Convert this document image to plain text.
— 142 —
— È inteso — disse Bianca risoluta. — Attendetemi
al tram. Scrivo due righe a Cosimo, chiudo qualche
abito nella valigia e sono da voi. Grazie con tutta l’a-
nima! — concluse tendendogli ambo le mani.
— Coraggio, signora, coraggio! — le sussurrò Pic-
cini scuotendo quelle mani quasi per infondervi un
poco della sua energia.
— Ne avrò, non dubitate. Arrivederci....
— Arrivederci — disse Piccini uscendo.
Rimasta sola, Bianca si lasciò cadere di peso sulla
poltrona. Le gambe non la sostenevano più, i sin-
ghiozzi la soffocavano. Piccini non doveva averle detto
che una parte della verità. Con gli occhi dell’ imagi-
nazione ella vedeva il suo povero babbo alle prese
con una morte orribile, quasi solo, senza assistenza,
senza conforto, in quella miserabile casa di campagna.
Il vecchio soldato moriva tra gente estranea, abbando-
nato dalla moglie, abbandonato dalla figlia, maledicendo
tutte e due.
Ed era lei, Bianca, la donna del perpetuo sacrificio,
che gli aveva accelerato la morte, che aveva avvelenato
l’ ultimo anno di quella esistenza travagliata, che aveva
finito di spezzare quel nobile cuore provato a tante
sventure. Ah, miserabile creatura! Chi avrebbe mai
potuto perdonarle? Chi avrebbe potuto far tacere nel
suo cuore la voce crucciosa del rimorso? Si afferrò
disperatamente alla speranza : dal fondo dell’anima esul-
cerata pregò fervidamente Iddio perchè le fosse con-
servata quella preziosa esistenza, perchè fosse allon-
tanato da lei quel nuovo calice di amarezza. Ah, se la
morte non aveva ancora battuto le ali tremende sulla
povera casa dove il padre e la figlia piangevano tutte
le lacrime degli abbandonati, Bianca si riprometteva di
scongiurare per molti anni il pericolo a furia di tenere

■ ■ ■ ■

Pick out each line containing the string "della" and copy it.

poco della sua energia.
che una parte della verità. Con gli occhi dell’ imagi-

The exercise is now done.